- Goal -
Copy out every line that contains "text".

(Dataset excerpts)
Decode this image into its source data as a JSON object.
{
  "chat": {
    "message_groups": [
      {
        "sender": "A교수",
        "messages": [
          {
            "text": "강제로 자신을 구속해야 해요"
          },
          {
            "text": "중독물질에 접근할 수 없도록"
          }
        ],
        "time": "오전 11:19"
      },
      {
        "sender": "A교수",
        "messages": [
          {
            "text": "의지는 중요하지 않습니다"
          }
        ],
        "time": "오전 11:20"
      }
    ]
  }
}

- The completed task -
            "text": "강제로 자신을 구속해야 해요"
            "text": "중독물질에 접근할 수 없도록"
            "text": "의지는 중요하지 않습니다"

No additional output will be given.